** begin Dataset content **
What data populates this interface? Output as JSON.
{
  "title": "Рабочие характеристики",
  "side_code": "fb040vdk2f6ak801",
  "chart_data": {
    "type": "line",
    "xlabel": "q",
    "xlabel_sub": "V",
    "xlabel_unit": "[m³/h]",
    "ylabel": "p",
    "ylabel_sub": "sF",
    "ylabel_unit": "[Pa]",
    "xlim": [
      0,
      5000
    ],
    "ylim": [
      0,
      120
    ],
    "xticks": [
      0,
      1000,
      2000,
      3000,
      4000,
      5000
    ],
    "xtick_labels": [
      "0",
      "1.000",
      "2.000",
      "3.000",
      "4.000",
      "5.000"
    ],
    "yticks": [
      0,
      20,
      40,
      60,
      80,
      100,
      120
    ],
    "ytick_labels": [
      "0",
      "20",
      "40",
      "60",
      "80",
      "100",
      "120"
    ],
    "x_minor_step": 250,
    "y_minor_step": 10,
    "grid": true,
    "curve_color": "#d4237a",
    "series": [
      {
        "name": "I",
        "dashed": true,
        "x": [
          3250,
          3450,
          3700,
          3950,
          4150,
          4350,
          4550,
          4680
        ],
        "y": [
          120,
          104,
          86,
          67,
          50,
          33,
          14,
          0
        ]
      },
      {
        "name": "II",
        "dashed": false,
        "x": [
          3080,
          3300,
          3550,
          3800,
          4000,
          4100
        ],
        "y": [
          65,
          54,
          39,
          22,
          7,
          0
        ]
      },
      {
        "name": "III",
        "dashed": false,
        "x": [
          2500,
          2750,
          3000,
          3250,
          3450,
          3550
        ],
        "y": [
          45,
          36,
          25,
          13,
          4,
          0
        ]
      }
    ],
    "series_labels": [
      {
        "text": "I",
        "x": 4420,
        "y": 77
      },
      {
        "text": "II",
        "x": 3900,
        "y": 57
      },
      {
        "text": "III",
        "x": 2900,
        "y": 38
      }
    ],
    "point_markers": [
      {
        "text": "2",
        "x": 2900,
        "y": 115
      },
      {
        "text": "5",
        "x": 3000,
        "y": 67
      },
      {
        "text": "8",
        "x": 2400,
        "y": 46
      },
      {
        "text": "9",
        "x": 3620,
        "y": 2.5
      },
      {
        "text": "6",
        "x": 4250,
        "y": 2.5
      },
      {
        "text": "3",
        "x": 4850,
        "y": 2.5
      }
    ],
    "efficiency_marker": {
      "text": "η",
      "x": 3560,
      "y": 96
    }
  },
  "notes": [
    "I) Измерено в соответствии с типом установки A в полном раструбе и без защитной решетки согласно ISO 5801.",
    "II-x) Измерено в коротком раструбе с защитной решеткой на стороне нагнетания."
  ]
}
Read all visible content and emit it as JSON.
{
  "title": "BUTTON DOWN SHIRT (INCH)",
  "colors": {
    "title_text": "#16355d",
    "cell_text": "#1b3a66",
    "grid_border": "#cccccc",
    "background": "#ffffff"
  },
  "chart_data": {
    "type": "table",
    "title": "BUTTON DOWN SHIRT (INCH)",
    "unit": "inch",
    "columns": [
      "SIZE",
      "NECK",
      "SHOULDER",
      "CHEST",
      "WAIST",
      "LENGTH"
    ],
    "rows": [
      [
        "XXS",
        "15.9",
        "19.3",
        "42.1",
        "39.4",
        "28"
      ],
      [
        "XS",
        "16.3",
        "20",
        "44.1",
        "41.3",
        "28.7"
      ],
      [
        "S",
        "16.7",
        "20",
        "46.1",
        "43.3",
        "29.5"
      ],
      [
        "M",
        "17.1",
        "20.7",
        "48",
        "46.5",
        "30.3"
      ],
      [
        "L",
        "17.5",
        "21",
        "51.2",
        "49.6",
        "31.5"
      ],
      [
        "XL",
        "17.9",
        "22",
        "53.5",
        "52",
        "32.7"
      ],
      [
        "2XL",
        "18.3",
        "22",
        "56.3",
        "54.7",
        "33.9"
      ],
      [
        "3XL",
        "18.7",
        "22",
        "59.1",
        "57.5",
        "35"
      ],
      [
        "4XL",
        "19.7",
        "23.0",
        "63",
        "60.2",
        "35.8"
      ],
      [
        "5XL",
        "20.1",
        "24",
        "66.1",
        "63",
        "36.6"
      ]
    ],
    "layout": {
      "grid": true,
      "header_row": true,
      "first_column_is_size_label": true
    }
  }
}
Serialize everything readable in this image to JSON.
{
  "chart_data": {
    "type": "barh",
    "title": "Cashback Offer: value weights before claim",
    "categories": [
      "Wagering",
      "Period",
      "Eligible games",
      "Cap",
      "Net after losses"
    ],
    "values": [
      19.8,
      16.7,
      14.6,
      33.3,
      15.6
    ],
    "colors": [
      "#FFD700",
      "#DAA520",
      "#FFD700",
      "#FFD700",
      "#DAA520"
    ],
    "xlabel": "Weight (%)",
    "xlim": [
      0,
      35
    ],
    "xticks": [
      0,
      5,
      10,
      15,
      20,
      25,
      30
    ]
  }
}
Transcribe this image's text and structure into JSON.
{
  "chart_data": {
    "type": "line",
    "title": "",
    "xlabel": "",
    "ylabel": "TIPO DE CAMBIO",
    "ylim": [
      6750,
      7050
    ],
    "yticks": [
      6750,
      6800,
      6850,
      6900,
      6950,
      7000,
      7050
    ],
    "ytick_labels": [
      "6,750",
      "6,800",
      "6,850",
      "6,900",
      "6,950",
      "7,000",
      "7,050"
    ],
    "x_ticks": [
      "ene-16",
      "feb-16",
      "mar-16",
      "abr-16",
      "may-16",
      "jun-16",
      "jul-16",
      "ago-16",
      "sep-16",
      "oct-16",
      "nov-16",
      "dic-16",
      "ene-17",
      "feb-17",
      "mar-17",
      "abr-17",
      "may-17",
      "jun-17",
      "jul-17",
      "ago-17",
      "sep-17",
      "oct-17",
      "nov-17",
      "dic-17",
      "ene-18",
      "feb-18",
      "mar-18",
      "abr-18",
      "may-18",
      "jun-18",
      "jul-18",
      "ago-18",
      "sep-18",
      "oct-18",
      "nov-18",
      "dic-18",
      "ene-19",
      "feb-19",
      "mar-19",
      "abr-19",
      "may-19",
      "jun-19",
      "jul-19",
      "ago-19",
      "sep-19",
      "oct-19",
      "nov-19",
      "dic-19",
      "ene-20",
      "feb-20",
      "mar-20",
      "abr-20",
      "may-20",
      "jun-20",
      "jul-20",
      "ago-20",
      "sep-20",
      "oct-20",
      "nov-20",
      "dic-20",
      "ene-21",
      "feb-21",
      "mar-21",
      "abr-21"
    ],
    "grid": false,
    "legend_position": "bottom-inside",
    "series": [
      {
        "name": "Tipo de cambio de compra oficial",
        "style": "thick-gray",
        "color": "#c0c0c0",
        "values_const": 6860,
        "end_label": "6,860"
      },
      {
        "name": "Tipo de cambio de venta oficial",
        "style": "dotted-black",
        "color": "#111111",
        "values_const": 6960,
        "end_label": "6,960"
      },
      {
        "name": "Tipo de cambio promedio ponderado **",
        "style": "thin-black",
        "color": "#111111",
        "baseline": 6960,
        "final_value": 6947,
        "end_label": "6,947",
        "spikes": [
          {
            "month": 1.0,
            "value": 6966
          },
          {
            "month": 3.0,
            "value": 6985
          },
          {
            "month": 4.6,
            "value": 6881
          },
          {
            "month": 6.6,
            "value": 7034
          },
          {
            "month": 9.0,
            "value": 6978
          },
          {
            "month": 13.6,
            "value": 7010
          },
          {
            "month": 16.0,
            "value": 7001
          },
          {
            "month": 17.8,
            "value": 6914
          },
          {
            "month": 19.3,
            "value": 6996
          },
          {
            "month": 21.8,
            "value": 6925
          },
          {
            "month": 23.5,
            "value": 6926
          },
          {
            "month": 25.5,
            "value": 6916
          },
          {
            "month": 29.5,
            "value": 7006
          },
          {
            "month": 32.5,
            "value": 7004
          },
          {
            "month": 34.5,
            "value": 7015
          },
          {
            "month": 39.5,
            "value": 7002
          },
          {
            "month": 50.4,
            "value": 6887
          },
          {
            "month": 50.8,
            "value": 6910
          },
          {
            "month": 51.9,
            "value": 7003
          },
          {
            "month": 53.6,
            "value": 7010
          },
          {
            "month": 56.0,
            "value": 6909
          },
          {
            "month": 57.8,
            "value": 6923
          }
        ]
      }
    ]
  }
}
** end Dataset content **
# Work to do
Select and copy every line of the listing with the word "true".

# Problem solution
    "grid": true,
        "dashed": true,
      "grid": true,
      "header_row": true,
      "first_column_is_size_label": true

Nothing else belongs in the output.